Find the line containing "Read this page and output its text content.", then output it and every line after it through the end of the listing below, exactly as written.

══ RECORD LIST

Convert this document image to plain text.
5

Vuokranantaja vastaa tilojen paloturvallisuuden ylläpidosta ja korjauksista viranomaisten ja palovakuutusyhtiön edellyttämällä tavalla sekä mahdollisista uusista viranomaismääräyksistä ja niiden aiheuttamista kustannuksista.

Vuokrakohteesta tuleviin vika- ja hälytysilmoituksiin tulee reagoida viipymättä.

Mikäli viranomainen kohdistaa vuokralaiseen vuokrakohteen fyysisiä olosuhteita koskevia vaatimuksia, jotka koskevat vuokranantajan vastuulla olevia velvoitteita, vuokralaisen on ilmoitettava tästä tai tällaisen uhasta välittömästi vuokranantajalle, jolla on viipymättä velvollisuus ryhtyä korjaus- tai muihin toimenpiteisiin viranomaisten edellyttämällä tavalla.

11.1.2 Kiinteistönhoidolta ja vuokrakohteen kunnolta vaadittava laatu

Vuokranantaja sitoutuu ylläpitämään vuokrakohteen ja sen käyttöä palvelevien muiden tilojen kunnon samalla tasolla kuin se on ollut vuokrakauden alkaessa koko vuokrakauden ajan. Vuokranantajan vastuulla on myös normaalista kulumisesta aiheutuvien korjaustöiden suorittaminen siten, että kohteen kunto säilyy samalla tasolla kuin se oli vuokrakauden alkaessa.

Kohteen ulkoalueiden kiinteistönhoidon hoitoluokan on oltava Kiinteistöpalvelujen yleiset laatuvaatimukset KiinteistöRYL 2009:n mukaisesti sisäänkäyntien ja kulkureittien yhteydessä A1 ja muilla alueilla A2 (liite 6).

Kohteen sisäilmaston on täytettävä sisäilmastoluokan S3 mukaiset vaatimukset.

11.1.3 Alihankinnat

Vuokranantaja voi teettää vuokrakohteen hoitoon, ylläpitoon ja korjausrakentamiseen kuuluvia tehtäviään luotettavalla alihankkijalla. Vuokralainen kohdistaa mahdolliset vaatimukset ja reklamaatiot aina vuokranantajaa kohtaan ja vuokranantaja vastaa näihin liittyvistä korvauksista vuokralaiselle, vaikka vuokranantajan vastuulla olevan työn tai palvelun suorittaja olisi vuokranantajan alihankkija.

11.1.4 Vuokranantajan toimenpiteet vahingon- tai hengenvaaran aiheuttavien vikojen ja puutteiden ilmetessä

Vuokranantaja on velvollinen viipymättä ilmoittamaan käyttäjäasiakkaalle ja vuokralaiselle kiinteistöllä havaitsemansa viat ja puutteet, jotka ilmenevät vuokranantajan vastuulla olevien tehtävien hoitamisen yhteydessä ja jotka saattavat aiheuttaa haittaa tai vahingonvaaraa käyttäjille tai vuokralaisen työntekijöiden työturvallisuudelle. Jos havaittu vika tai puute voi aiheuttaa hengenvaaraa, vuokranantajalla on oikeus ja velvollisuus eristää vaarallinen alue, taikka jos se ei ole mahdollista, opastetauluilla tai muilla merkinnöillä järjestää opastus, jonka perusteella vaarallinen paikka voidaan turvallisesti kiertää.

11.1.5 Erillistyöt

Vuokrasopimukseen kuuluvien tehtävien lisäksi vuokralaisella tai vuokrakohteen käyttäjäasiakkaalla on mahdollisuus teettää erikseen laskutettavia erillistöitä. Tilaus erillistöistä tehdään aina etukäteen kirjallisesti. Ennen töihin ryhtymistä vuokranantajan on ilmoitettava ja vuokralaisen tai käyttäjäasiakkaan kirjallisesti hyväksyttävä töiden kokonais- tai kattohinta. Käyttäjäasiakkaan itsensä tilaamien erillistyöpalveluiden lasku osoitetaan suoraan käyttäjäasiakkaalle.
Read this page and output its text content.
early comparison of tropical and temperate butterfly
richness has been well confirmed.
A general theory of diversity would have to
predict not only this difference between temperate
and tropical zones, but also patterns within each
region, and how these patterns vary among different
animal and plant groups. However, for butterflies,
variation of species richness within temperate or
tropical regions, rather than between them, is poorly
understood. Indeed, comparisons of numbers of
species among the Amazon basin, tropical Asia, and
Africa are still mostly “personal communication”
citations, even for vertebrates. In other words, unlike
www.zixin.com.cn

════

> **CORRECT RESULT**:
Read this page and output its text content.
early comparison of tropical and temperate butterfly
richness has been well confirmed.
A general theory of diversity would have to
predict not only this difference between temperate
and tropical zones, but also patterns within each
region, and how these patterns vary among different
animal and plant groups. However, for butterflies,
variation of species richness within temperate or
tropical regions, rather than between them, is poorly
understood. Indeed, comparisons of numbers of
species among the Amazon basin, tropical Asia, and
Africa are still mostly “personal communication”
citations, even for vertebrates. In other words, unlike
www.zixin.com.cn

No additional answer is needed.